THE PROBLEM: Return the data exactly, with all pictures removed.

DATA IN THIS EXERCISE:
━━━━━━━━━━

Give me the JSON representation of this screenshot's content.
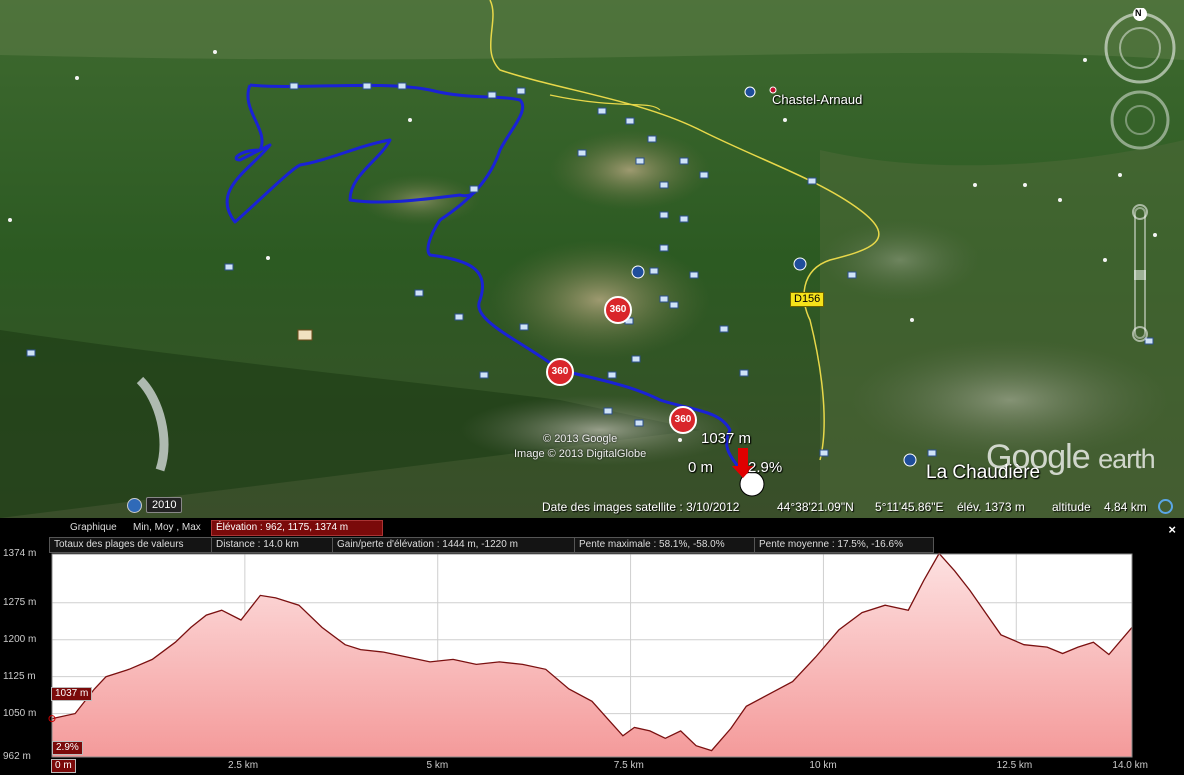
{
  "map": {
    "places": {
      "chastel": "Chastel-Arnaud",
      "chaudiere": "La Chaudière",
      "road": "D156"
    },
    "cursor": {
      "elevation": "1037 m",
      "distance": "0 m",
      "slope": "2.9%"
    },
    "copyright": {
      "line1": "© 2013 Google",
      "line2": "Image © 2013 DigitalGlobe"
    },
    "logo": {
      "google": "Google",
      "earth": "earth"
    },
    "history": {
      "year": "2010"
    },
    "compass": {
      "north": "N"
    },
    "status": {
      "date": "Date des images satellite : 3/10/2012",
      "lat": "44°38'21.09\"N",
      "lon": "5°11'45.86\"E",
      "elev": "élév. 1373 m",
      "alt_label": "altitude",
      "alt_value": "4.84 km"
    },
    "badges": [
      "360",
      "360",
      "360"
    ],
    "colors": {
      "route": "#1a22d6",
      "road": "#e8d84a"
    }
  },
  "profile": {
    "graph_label": "Graphique",
    "mode": "Min, Moy , Max",
    "elevation": "Élévation : 962, 1175, 1374 m",
    "totals_label": "Totaux des plages de valeurs",
    "distance": "Distance : 14.0 km",
    "gain": "Gain/perte d'élévation : 1444 m, -1220 m",
    "max_slope": "Pente maximale : 58.1%, -58.0%",
    "avg_slope": "Pente moyenne : 17.5%, -16.6%",
    "close": "×",
    "cursor_elev": "1037 m",
    "cursor_slope": "2.9%",
    "cursor_dist": "0 m"
  },
  "chart_data": {
    "type": "area",
    "xlabel": "",
    "ylabel": "",
    "x_ticks": [
      "0 m",
      "2.5 km",
      "5 km",
      "7.5 km",
      "10 km",
      "12.5 km",
      "14.0 km"
    ],
    "y_ticks": [
      "1374 m",
      "1275 m",
      "1200 m",
      "1125 m",
      "1050 m",
      "962 m"
    ],
    "xlim": [
      0,
      14.0
    ],
    "ylim": [
      962,
      1374
    ],
    "grid": true,
    "series": [
      {
        "x": [
          0,
          0.3,
          0.55,
          0.7,
          1.0,
          1.3,
          1.6,
          1.8,
          2.0,
          2.2,
          2.45,
          2.7,
          2.9,
          3.2,
          3.5,
          3.8,
          4.0,
          4.3,
          4.6,
          4.9,
          5.2,
          5.5,
          5.8,
          6.1,
          6.4,
          6.7,
          7.0,
          7.2,
          7.4,
          7.55,
          7.75,
          7.95,
          8.15,
          8.35,
          8.55,
          8.8,
          9.0,
          9.3,
          9.6,
          9.9,
          10.2,
          10.5,
          10.8,
          11.1,
          11.3,
          11.5,
          11.7,
          11.9,
          12.1,
          12.3,
          12.6,
          12.9,
          13.1,
          13.3,
          13.5,
          13.7,
          14.0
        ],
        "y": [
          1040,
          1050,
          1100,
          1125,
          1140,
          1160,
          1195,
          1225,
          1250,
          1260,
          1240,
          1290,
          1285,
          1270,
          1225,
          1190,
          1180,
          1175,
          1165,
          1155,
          1160,
          1150,
          1155,
          1150,
          1140,
          1100,
          1075,
          1040,
          1005,
          1022,
          1015,
          1000,
          1015,
          985,
          975,
          1020,
          1065,
          1090,
          1115,
          1165,
          1220,
          1255,
          1270,
          1260,
          1320,
          1375,
          1340,
          1300,
          1255,
          1210,
          1190,
          1185,
          1172,
          1185,
          1195,
          1170,
          1225
        ]
      }
    ]
  }
}
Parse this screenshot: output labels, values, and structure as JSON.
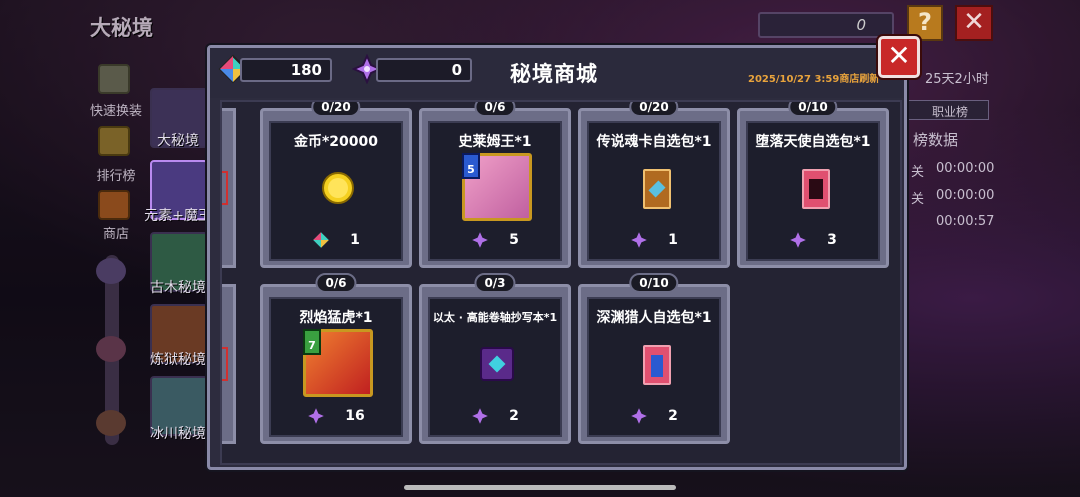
{
  "page": {
    "title": "大秘境"
  },
  "topbar": {
    "input_value": "0"
  },
  "sidebar": {
    "links": [
      {
        "label": "快速换装"
      },
      {
        "label": "排行榜"
      },
      {
        "label": "商店"
      }
    ],
    "tabs": [
      {
        "label": "大秘境"
      },
      {
        "label": "元素+魔王"
      },
      {
        "label": "古木秘境"
      },
      {
        "label": "炼狱秘境"
      },
      {
        "label": "冰川秘境"
      }
    ]
  },
  "right_panel": {
    "countdown": "25天2小时",
    "tab_label": "职业榜",
    "section_title": "榜数据",
    "rows": [
      {
        "prefix": "关",
        "time": "00:00:00"
      },
      {
        "prefix": "关",
        "time": "00:00:00"
      },
      {
        "prefix": "",
        "time": "00:00:57"
      }
    ]
  },
  "shop": {
    "title": "秘境商城",
    "currency_gem": "180",
    "currency_star": "0",
    "refresh_text": "2025/10/27 3:59商店刷新",
    "items": [
      {
        "name": "金币*20000",
        "count": "0/20",
        "price": "1",
        "price_icon": "gem-icon",
        "item_icon": "gold-coin-icon"
      },
      {
        "name": "史莱姆王*1",
        "count": "0/6",
        "price": "5",
        "price_icon": "star-icon",
        "item_icon": "slime-king-icon",
        "level": "5"
      },
      {
        "name": "传说魂卡自选包*1",
        "count": "0/20",
        "price": "1",
        "price_icon": "star-icon",
        "item_icon": "legend-card-pack-icon"
      },
      {
        "name": "堕落天使自选包*1",
        "count": "0/10",
        "price": "3",
        "price_icon": "star-icon",
        "item_icon": "fallen-angel-pack-icon"
      },
      {
        "name": "烈焰猛虎*1",
        "count": "0/6",
        "price": "16",
        "price_icon": "star-icon",
        "item_icon": "flame-tiger-icon",
        "level": "7"
      },
      {
        "name": "以太 · 高能卷轴抄写本*1",
        "count": "0/3",
        "price": "2",
        "price_icon": "star-icon",
        "item_icon": "ether-scroll-icon"
      },
      {
        "name": "深渊猎人自选包*1",
        "count": "0/10",
        "price": "2",
        "price_icon": "star-icon",
        "item_icon": "abyss-hunter-pack-icon"
      }
    ]
  },
  "colors": {
    "accent_orange": "#e8a33c",
    "close_red": "#c82828",
    "card_frame": "#6c6d87"
  }
}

━━━━━━━━━━

EXERCISE SOLUTION:
Give me the JSON representation of this screenshot's content.
{
  "map": {
    "places": {
      "chastel": "Chastel-Arnaud",
      "chaudiere": "La Chaudière",
      "road": "D156"
    },
    "cursor": {
      "elevation": "1037 m",
      "distance": "0 m",
      "slope": "2.9%"
    },
    "copyright": {
      "line1": "© 2013 Google",
      "line2": "Image © 2013 DigitalGlobe"
    },
    "logo": {
      "google": "Google",
      "earth": "earth"
    },
    "history": {
      "year": "2010"
    },
    "compass": {
      "north": "N"
    },
    "status": {
      "date": "Date des images satellite : 3/10/2012",
      "lat": "44°38'21.09\"N",
      "lon": "5°11'45.86\"E",
      "elev": "élév. 1373 m",
      "alt_label": "altitude",
      "alt_value": "4.84 km"
    },
    "badges": [
      "360",
      "360",
      "360"
    ],
    "colors": {
      "route": "#1a22d6",
      "road": "#e8d84a"
    }
  },
  "profile": {
    "graph_label": "Graphique",
    "mode": "Min, Moy , Max",
    "elevation": "Élévation : 962, 1175, 1374 m",
    "totals_label": "Totaux des plages de valeurs",
    "distance": "Distance : 14.0 km",
    "gain": "Gain/perte d'élévation : 1444 m, -1220 m",
    "max_slope": "Pente maximale : 58.1%, -58.0%",
    "avg_slope": "Pente moyenne : 17.5%, -16.6%",
    "close": "×",
    "cursor_elev": "1037 m",
    "cursor_slope": "2.9%",
    "cursor_dist": "0 m"
  },
  "chart_data": {
    "type": "area",
    "xlabel": "",
    "ylabel": "",
    "x_ticks": [
      "0 m",
      "2.5 km",
      "5 km",
      "7.5 km",
      "10 km",
      "12.5 km",
      "14.0 km"
    ],
    "y_ticks": [
      "1374 m",
      "1275 m",
      "1200 m",
      "1125 m",
      "1050 m",
      "962 m"
    ],
    "xlim": [
      0,
      14.0
    ],
    "ylim": [
      962,
      1374
    ],
    "grid": true,
    "series": [
      {
        "x": [
          0,
          0.3,
          0.55,
          0.7,
          1.0,
          1.3,
          1.6,
          1.8,
          2.0,
          2.2,
          2.45,
          2.7,
          2.9,
          3.2,
          3.5,
          3.8,
          4.0,
          4.3,
          4.6,
          4.9,
          5.2,
          5.5,
          5.8,
          6.1,
          6.4,
          6.7,
          7.0,
          7.2,
          7.4,
          7.55,
          7.75,
          7.95,
          8.15,
          8.35,
          8.55,
          8.8,
          9.0,
          9.3,
          9.6,
          9.9,
          10.2,
          10.5,
          10.8,
          11.1,
          11.3,
          11.5,
          11.7,
          11.9,
          12.1,
          12.3,
          12.6,
          12.9,
          13.1,
          13.3,
          13.5,
          13.7,
          14.0
        ],
        "y": [
          1040,
          1050,
          1100,
          1125,
          1140,
          1160,
          1195,
          1225,
          1250,
          1260,
          1240,
          1290,
          1285,
          1270,
          1225,
          1190,
          1180,
          1175,
          1165,
          1155,
          1160,
          1150,
          1155,
          1150,
          1140,
          1100,
          1075,
          1040,
          1005,
          1022,
          1015,
          1000,
          1015,
          985,
          975,
          1020,
          1065,
          1090,
          1115,
          1165,
          1220,
          1255,
          1270,
          1260,
          1320,
          1375,
          1340,
          1300,
          1255,
          1210,
          1190,
          1185,
          1172,
          1185,
          1195,
          1170,
          1225
        ]
      }
    ]
  }
}
Parse this screenshot: output labels, values, and structure as JSON.
{
  "page": {
    "title": "大秘境"
  },
  "topbar": {
    "input_value": "0"
  },
  "sidebar": {
    "links": [
      {
        "label": "快速换装"
      },
      {
        "label": "排行榜"
      },
      {
        "label": "商店"
      }
    ],
    "tabs": [
      {
        "label": "大秘境"
      },
      {
        "label": "元素+魔王"
      },
      {
        "label": "古木秘境"
      },
      {
        "label": "炼狱秘境"
      },
      {
        "label": "冰川秘境"
      }
    ]
  },
  "right_panel": {
    "countdown": "25天2小时",
    "tab_label": "职业榜",
    "section_title": "榜数据",
    "rows": [
      {
        "prefix": "关",
        "time": "00:00:00"
      },
      {
        "prefix": "关",
        "time": "00:00:00"
      },
      {
        "prefix": "",
        "time": "00:00:57"
      }
    ]
  },
  "shop": {
    "title": "秘境商城",
    "currency_gem": "180",
    "currency_star": "0",
    "refresh_text": "2025/10/27 3:59商店刷新",
    "items": [
      {
        "name": "金币*20000",
        "count": "0/20",
        "price": "1",
        "price_icon": "gem-icon",
        "item_icon": "gold-coin-icon"
      },
      {
        "name": "史莱姆王*1",
        "count": "0/6",
        "price": "5",
        "price_icon": "star-icon",
        "item_icon": "slime-king-icon",
        "level": "5"
      },
      {
        "name": "传说魂卡自选包*1",
        "count": "0/20",
        "price": "1",
        "price_icon": "star-icon",
        "item_icon": "legend-card-pack-icon"
      },
      {
        "name": "堕落天使自选包*1",
        "count": "0/10",
        "price": "3",
        "price_icon": "star-icon",
        "item_icon": "fallen-angel-pack-icon"
      },
      {
        "name": "烈焰猛虎*1",
        "count": "0/6",
        "price": "16",
        "price_icon": "star-icon",
        "item_icon": "flame-tiger-icon",
        "level": "7"
      },
      {
        "name": "以太 · 高能卷轴抄写本*1",
        "count": "0/3",
        "price": "2",
        "price_icon": "star-icon",
        "item_icon": "ether-scroll-icon"
      },
      {
        "name": "深渊猎人自选包*1",
        "count": "0/10",
        "price": "2",
        "price_icon": "star-icon",
        "item_icon": "abyss-hunter-pack-icon"
      }
    ]
  },
  "colors": {
    "accent_orange": "#e8a33c",
    "close_red": "#c82828",
    "card_frame": "#6c6d87"
  }
}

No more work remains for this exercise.